━━ DATA SECTION ━━

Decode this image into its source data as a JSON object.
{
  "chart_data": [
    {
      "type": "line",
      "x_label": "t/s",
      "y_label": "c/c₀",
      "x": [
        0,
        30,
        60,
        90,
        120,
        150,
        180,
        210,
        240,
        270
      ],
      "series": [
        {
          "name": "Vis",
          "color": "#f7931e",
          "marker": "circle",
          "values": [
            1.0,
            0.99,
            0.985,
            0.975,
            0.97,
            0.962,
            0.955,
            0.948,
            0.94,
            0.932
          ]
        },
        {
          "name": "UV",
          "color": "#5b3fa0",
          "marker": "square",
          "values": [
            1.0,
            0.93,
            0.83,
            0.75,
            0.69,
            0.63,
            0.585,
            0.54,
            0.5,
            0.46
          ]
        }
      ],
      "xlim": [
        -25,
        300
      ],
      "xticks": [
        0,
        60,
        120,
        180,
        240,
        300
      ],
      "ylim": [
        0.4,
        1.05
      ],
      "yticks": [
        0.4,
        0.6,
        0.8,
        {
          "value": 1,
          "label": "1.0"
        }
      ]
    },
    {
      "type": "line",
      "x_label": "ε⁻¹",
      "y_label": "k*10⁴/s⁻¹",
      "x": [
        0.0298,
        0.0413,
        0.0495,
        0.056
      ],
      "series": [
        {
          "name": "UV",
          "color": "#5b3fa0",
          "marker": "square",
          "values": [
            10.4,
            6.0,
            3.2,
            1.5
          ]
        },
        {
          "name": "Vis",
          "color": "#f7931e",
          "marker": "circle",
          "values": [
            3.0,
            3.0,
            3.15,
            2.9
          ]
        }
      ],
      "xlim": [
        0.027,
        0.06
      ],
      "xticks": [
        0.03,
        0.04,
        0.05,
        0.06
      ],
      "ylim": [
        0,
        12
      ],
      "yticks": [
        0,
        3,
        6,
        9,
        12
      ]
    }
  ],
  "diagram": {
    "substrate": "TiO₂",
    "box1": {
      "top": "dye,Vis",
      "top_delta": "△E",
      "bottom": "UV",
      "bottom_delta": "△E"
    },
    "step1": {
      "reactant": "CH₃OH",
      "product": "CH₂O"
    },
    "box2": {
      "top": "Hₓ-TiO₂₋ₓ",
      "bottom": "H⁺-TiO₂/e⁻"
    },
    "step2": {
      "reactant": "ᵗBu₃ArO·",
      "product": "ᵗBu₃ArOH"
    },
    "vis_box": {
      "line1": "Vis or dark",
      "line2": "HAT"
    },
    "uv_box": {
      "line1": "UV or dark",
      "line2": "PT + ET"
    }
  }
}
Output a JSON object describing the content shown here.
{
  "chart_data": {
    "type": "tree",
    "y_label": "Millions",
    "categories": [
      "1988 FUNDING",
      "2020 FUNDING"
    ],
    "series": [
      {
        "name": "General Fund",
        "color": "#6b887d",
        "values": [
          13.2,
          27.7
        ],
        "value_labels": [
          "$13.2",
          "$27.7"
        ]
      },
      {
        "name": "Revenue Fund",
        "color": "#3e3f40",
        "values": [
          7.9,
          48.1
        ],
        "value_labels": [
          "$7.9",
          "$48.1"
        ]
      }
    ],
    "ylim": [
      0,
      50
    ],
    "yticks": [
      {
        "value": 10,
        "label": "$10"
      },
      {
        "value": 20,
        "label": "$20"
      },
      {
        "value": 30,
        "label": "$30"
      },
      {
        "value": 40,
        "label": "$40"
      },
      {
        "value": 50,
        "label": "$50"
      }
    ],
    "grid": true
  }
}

━━━

• **INSTRUCTIONS TO FOLLOW**:
Extract all of the data above without altering anything.

• **THE SOLUTION**:
Decode this image into its source data as a JSON object.
{
  "chart_data": [
    {
      "type": "line",
      "x_label": "t/s",
      "y_label": "c/c₀",
      "x": [
        0,
        30,
        60,
        90,
        120,
        150,
        180,
        210,
        240,
        270
      ],
      "series": [
        {
          "name": "Vis",
          "color": "#f7931e",
          "marker": "circle",
          "values": [
            1.0,
            0.99,
            0.985,
            0.975,
            0.97,
            0.962,
            0.955,
            0.948,
            0.94,
            0.932
          ]
        },
        {
          "name": "UV",
          "color": "#5b3fa0",
          "marker": "square",
          "values": [
            1.0,
            0.93,
            0.83,
            0.75,
            0.69,
            0.63,
            0.585,
            0.54,
            0.5,
            0.46
          ]
        }
      ],
      "xlim": [
        -25,
        300
      ],
      "xticks": [
        0,
        60,
        120,
        180,
        240,
        300
      ],
      "ylim": [
        0.4,
        1.05
      ],
      "yticks": [
        0.4,
        0.6,
        0.8,
        {
          "value": 1,
          "label": "1.0"
        }
      ]
    },
    {
      "type": "line",
      "x_label": "ε⁻¹",
      "y_label": "k*10⁴/s⁻¹",
      "x": [
        0.0298,
        0.0413,
        0.0495,
        0.056
      ],
      "series": [
        {
          "name": "UV",
          "color": "#5b3fa0",
          "marker": "square",
          "values": [
            10.4,
            6.0,
            3.2,
            1.5
          ]
        },
        {
          "name": "Vis",
          "color": "#f7931e",
          "marker": "circle",
          "values": [
            3.0,
            3.0,
            3.15,
            2.9
          ]
        }
      ],
      "xlim": [
        0.027,
        0.06
      ],
      "xticks": [
        0.03,
        0.04,
        0.05,
        0.06
      ],
      "ylim": [
        0,
        12
      ],
      "yticks": [
        0,
        3,
        6,
        9,
        12
      ]
    }
  ],
  "diagram": {
    "substrate": "TiO₂",
    "box1": {
      "top": "dye,Vis",
      "top_delta": "△E",
      "bottom": "UV",
      "bottom_delta": "△E"
    },
    "step1": {
      "reactant": "CH₃OH",
      "product": "CH₂O"
    },
    "box2": {
      "top": "Hₓ-TiO₂₋ₓ",
      "bottom": "H⁺-TiO₂/e⁻"
    },
    "step2": {
      "reactant": "ᵗBu₃ArO·",
      "product": "ᵗBu₃ArOH"
    },
    "vis_box": {
      "line1": "Vis or dark",
      "line2": "HAT"
    },
    "uv_box": {
      "line1": "UV or dark",
      "line2": "PT + ET"
    }
  }
}
Output a JSON object describing the content shown here.
{
  "chart_data": {
    "type": "tree",
    "y_label": "Millions",
    "categories": [
      "1988 FUNDING",
      "2020 FUNDING"
    ],
    "series": [
      {
        "name": "General Fund",
        "color": "#6b887d",
        "values": [
          13.2,
          27.7
        ],
        "value_labels": [
          "$13.2",
          "$27.7"
        ]
      },
      {
        "name": "Revenue Fund",
        "color": "#3e3f40",
        "values": [
          7.9,
          48.1
        ],
        "value_labels": [
          "$7.9",
          "$48.1"
        ]
      }
    ],
    "ylim": [
      0,
      50
    ],
    "yticks": [
      {
        "value": 10,
        "label": "$10"
      },
      {
        "value": 20,
        "label": "$20"
      },
      {
        "value": 30,
        "label": "$30"
      },
      {
        "value": 40,
        "label": "$40"
      },
      {
        "value": 50,
        "label": "$50"
      }
    ],
    "grid": true
  }
}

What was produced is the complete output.